Exercise details: Locate the word "Total" in the entries below, then gather every line that holds it.

☆ ☆ ☆ ☆ ☆ ☆ ☆

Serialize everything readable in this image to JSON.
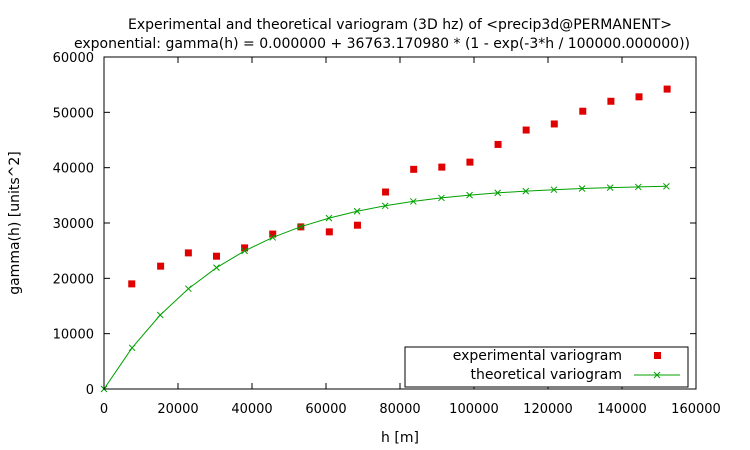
{
  "chart_data": {
    "type": "scatter",
    "title": "Experimental and theoretical variogram (3D hz) of <precip3d@PERMANENT>",
    "subtitle": "exponential: gamma(h) = 0.000000 + 36763.170980 * (1 - exp(-3*h / 100000.000000))",
    "xlabel": "h [m]",
    "ylabel": "gamma(h) [units^2]",
    "xlim": [
      0,
      160000
    ],
    "ylim": [
      0,
      60000
    ],
    "xticks": [
      0,
      20000,
      40000,
      60000,
      80000,
      100000,
      120000,
      140000,
      160000
    ],
    "yticks": [
      0,
      10000,
      20000,
      30000,
      40000,
      50000,
      60000
    ],
    "grid": false,
    "legend_position": "bottom-right",
    "series": [
      {
        "name": "experimental variogram",
        "color": "#e00000",
        "marker": "square",
        "points": [
          [
            7500,
            19000
          ],
          [
            15300,
            22200
          ],
          [
            22800,
            24600
          ],
          [
            30400,
            24000
          ],
          [
            38000,
            25500
          ],
          [
            45600,
            28000
          ],
          [
            53200,
            29300
          ],
          [
            60900,
            28400
          ],
          [
            68500,
            29600
          ],
          [
            76100,
            35600
          ],
          [
            83700,
            39700
          ],
          [
            91300,
            40100
          ],
          [
            98900,
            41000
          ],
          [
            106500,
            44200
          ],
          [
            114100,
            46800
          ],
          [
            121700,
            47900
          ],
          [
            129400,
            50200
          ],
          [
            137000,
            52000
          ],
          [
            144600,
            52800
          ],
          [
            152200,
            54200
          ]
        ]
      },
      {
        "name": "theoretical variogram",
        "color": "#00a000",
        "marker": "cross",
        "line": true,
        "points": [
          [
            0,
            0
          ],
          [
            7600,
            7440
          ],
          [
            15200,
            13380
          ],
          [
            22800,
            18130
          ],
          [
            30400,
            21930
          ],
          [
            38000,
            24960
          ],
          [
            45600,
            27390
          ],
          [
            53200,
            29330
          ],
          [
            60800,
            30880
          ],
          [
            68400,
            32120
          ],
          [
            76000,
            33110
          ],
          [
            83600,
            33900
          ],
          [
            91200,
            34530
          ],
          [
            98800,
            35040
          ],
          [
            106400,
            35440
          ],
          [
            114000,
            35760
          ],
          [
            121600,
            36020
          ],
          [
            129200,
            36230
          ],
          [
            136800,
            36390
          ],
          [
            144400,
            36520
          ],
          [
            152000,
            36630
          ]
        ]
      }
    ]
  }
}
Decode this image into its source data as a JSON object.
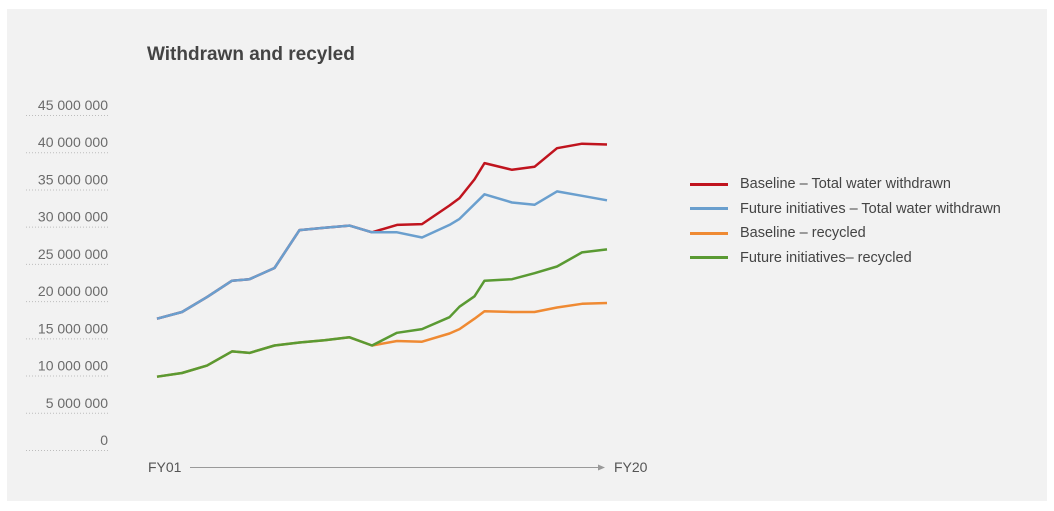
{
  "chart_data": {
    "type": "line",
    "title": "Withdrawn and recyled",
    "x_start_label": "FY01",
    "x_end_label": "FY20",
    "x": [
      1,
      2,
      3,
      4,
      5,
      6,
      7,
      8,
      9,
      10,
      11,
      12,
      13,
      14,
      15,
      16,
      17,
      18,
      19,
      20
    ],
    "yticks": [
      "45 000 000",
      "40 000 000",
      "35 000 000",
      "30 000 000",
      "25 000 000",
      "20 000 000",
      "15 000 000",
      "10 000 000",
      "5 000 000",
      "0"
    ],
    "ylim": [
      0,
      45000000
    ],
    "legend_position": "right",
    "series": [
      {
        "name": "Baseline – Total water withdrawn",
        "color": "#c0141e",
        "points": [
          [
            1,
            16300000
          ],
          [
            2,
            17200000
          ],
          [
            3,
            19200000
          ],
          [
            4,
            21400000
          ],
          [
            4.7,
            21600000
          ],
          [
            5.7,
            23100000
          ],
          [
            6.7,
            28200000
          ],
          [
            7.7,
            28500000
          ],
          [
            8.7,
            28800000
          ],
          [
            9.6,
            27900000
          ],
          [
            10.6,
            28900000
          ],
          [
            11.6,
            29000000
          ],
          [
            12.7,
            31500000
          ],
          [
            13.1,
            32500000
          ],
          [
            13.7,
            35000000
          ],
          [
            14.1,
            37200000
          ],
          [
            15.2,
            36300000
          ],
          [
            16.1,
            36700000
          ],
          [
            17,
            39200000
          ],
          [
            18,
            39800000
          ],
          [
            19,
            39700000
          ]
        ]
      },
      {
        "name": "Future initiatives – Total water withdrawn",
        "color": "#6a9fce",
        "points": [
          [
            1,
            16300000
          ],
          [
            2,
            17200000
          ],
          [
            3,
            19200000
          ],
          [
            4,
            21400000
          ],
          [
            4.7,
            21600000
          ],
          [
            5.7,
            23100000
          ],
          [
            6.7,
            28200000
          ],
          [
            7.7,
            28500000
          ],
          [
            8.7,
            28800000
          ],
          [
            9.6,
            27900000
          ],
          [
            10.6,
            27900000
          ],
          [
            11.6,
            27200000
          ],
          [
            12.7,
            28900000
          ],
          [
            13.1,
            29700000
          ],
          [
            14.1,
            33000000
          ],
          [
            15.2,
            31900000
          ],
          [
            16.1,
            31600000
          ],
          [
            17,
            33400000
          ],
          [
            18,
            32800000
          ],
          [
            19,
            32200000
          ]
        ]
      },
      {
        "name": "Baseline – recycled",
        "color": "#ef8a33",
        "points": [
          [
            1,
            8500000
          ],
          [
            2,
            9000000
          ],
          [
            3,
            10000000
          ],
          [
            4,
            11900000
          ],
          [
            4.7,
            11700000
          ],
          [
            5.7,
            12700000
          ],
          [
            6.7,
            13100000
          ],
          [
            7.7,
            13400000
          ],
          [
            8.7,
            13800000
          ],
          [
            9.6,
            12700000
          ],
          [
            10.6,
            13300000
          ],
          [
            11.6,
            13200000
          ],
          [
            12.7,
            14300000
          ],
          [
            13.1,
            14900000
          ],
          [
            13.7,
            16300000
          ],
          [
            14.1,
            17300000
          ],
          [
            15.2,
            17200000
          ],
          [
            16.1,
            17200000
          ],
          [
            17,
            17800000
          ],
          [
            18,
            18300000
          ],
          [
            19,
            18400000
          ]
        ]
      },
      {
        "name": "Future initiatives– recycled",
        "color": "#5a9a33",
        "points": [
          [
            1,
            8500000
          ],
          [
            2,
            9000000
          ],
          [
            3,
            10000000
          ],
          [
            4,
            11900000
          ],
          [
            4.7,
            11700000
          ],
          [
            5.7,
            12700000
          ],
          [
            6.7,
            13100000
          ],
          [
            7.7,
            13400000
          ],
          [
            8.7,
            13800000
          ],
          [
            9.6,
            12700000
          ],
          [
            10.6,
            14400000
          ],
          [
            11.6,
            14900000
          ],
          [
            12.7,
            16500000
          ],
          [
            13.1,
            17900000
          ],
          [
            13.7,
            19300000
          ],
          [
            14.1,
            21400000
          ],
          [
            15.2,
            21600000
          ],
          [
            16.1,
            22400000
          ],
          [
            17,
            23300000
          ],
          [
            18,
            25200000
          ],
          [
            19,
            25600000
          ]
        ]
      }
    ]
  }
}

☆ ☆ ☆ ☆ ☆ ☆ ☆

Result for this exercise:
        "name": "Baseline – Total water withdrawn",
        "name": "Future initiatives – Total water withdrawn",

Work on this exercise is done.